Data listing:
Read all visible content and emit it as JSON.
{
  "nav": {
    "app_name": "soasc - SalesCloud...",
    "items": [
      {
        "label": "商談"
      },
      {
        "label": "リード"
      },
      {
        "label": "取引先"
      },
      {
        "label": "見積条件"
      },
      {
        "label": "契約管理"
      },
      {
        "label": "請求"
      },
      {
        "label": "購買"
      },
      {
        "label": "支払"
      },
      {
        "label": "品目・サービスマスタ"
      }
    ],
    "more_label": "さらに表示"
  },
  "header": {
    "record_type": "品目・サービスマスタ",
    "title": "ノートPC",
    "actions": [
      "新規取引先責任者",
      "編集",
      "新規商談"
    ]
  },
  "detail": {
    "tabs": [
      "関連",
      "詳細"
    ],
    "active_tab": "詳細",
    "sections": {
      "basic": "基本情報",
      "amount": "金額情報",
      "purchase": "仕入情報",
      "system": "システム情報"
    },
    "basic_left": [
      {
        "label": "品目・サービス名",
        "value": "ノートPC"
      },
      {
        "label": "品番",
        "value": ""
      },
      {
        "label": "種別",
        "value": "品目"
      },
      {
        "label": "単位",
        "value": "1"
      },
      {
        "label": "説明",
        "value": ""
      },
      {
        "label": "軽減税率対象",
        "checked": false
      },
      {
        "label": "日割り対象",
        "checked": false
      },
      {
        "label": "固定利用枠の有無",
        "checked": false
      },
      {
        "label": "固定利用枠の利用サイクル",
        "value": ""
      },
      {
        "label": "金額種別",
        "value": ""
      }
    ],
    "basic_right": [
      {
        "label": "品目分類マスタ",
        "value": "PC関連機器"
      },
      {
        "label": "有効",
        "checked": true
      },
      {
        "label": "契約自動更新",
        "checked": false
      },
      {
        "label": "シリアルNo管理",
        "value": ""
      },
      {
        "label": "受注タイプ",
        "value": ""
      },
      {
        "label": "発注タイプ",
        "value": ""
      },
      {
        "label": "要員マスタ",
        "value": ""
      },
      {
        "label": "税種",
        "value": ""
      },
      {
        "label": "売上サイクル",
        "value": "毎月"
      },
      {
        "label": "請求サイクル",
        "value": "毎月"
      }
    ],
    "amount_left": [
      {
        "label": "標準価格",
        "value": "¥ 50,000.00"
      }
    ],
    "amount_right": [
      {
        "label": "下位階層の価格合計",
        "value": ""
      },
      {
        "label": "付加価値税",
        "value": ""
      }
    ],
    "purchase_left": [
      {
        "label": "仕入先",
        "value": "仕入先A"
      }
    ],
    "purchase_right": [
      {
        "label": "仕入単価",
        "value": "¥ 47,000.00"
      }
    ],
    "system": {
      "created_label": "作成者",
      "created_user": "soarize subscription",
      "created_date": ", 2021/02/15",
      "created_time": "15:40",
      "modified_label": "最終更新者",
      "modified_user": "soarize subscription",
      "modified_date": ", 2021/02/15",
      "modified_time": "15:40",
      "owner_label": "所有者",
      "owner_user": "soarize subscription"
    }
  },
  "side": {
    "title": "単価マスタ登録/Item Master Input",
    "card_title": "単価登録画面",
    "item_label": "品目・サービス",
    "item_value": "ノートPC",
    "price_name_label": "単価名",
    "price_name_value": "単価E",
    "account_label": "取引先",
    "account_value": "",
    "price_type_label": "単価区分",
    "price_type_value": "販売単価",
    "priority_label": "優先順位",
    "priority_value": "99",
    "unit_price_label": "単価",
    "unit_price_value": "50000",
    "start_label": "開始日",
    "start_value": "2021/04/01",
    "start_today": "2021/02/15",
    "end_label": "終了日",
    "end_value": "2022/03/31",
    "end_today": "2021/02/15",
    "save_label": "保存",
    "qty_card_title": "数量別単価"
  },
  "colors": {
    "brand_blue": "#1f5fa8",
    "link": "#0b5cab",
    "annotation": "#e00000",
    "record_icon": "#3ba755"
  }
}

_TASK PROMPT_
Extract the whole listing, character for character.

_THE COMPLETED TASK_
Read all visible content and emit it as JSON.
{
  "nav": {
    "app_name": "soasc - SalesCloud...",
    "items": [
      {
        "label": "商談"
      },
      {
        "label": "リード"
      },
      {
        "label": "取引先"
      },
      {
        "label": "見積条件"
      },
      {
        "label": "契約管理"
      },
      {
        "label": "請求"
      },
      {
        "label": "購買"
      },
      {
        "label": "支払"
      },
      {
        "label": "品目・サービスマスタ"
      }
    ],
    "more_label": "さらに表示"
  },
  "header": {
    "record_type": "品目・サービスマスタ",
    "title": "ノートPC",
    "actions": [
      "新規取引先責任者",
      "編集",
      "新規商談"
    ]
  },
  "detail": {
    "tabs": [
      "関連",
      "詳細"
    ],
    "active_tab": "詳細",
    "sections": {
      "basic": "基本情報",
      "amount": "金額情報",
      "purchase": "仕入情報",
      "system": "システム情報"
    },
    "basic_left": [
      {
        "label": "品目・サービス名",
        "value": "ノートPC"
      },
      {
        "label": "品番",
        "value": ""
      },
      {
        "label": "種別",
        "value": "品目"
      },
      {
        "label": "単位",
        "value": "1"
      },
      {
        "label": "説明",
        "value": ""
      },
      {
        "label": "軽減税率対象",
        "checked": false
      },
      {
        "label": "日割り対象",
        "checked": false
      },
      {
        "label": "固定利用枠の有無",
        "checked": false
      },
      {
        "label": "固定利用枠の利用サイクル",
        "value": ""
      },
      {
        "label": "金額種別",
        "value": ""
      }
    ],
    "basic_right": [
      {
        "label": "品目分類マスタ",
        "value": "PC関連機器"
      },
      {
        "label": "有効",
        "checked": true
      },
      {
        "label": "契約自動更新",
        "checked": false
      },
      {
        "label": "シリアルNo管理",
        "value": ""
      },
      {
        "label": "受注タイプ",
        "value": ""
      },
      {
        "label": "発注タイプ",
        "value": ""
      },
      {
        "label": "要員マスタ",
        "value": ""
      },
      {
        "label": "税種",
        "value": ""
      },
      {
        "label": "売上サイクル",
        "value": "毎月"
      },
      {
        "label": "請求サイクル",
        "value": "毎月"
      }
    ],
    "amount_left": [
      {
        "label": "標準価格",
        "value": "¥ 50,000.00"
      }
    ],
    "amount_right": [
      {
        "label": "下位階層の価格合計",
        "value": ""
      },
      {
        "label": "付加価値税",
        "value": ""
      }
    ],
    "purchase_left": [
      {
        "label": "仕入先",
        "value": "仕入先A"
      }
    ],
    "purchase_right": [
      {
        "label": "仕入単価",
        "value": "¥ 47,000.00"
      }
    ],
    "system": {
      "created_label": "作成者",
      "created_user": "soarize subscription",
      "created_date": ", 2021/02/15",
      "created_time": "15:40",
      "modified_label": "最終更新者",
      "modified_user": "soarize subscription",
      "modified_date": ", 2021/02/15",
      "modified_time": "15:40",
      "owner_label": "所有者",
      "owner_user": "soarize subscription"
    }
  },
  "side": {
    "title": "単価マスタ登録/Item Master Input",
    "card_title": "単価登録画面",
    "item_label": "品目・サービス",
    "item_value": "ノートPC",
    "price_name_label": "単価名",
    "price_name_value": "単価E",
    "account_label": "取引先",
    "account_value": "",
    "price_type_label": "単価区分",
    "price_type_value": "販売単価",
    "priority_label": "優先順位",
    "priority_value": "99",
    "unit_price_label": "単価",
    "unit_price_value": "50000",
    "start_label": "開始日",
    "start_value": "2021/04/01",
    "start_today": "2021/02/15",
    "end_label": "終了日",
    "end_value": "2022/03/31",
    "end_today": "2021/02/15",
    "save_label": "保存",
    "qty_card_title": "数量別単価"
  },
  "colors": {
    "brand_blue": "#1f5fa8",
    "link": "#0b5cab",
    "annotation": "#e00000",
    "record_icon": "#3ba755"
  }
}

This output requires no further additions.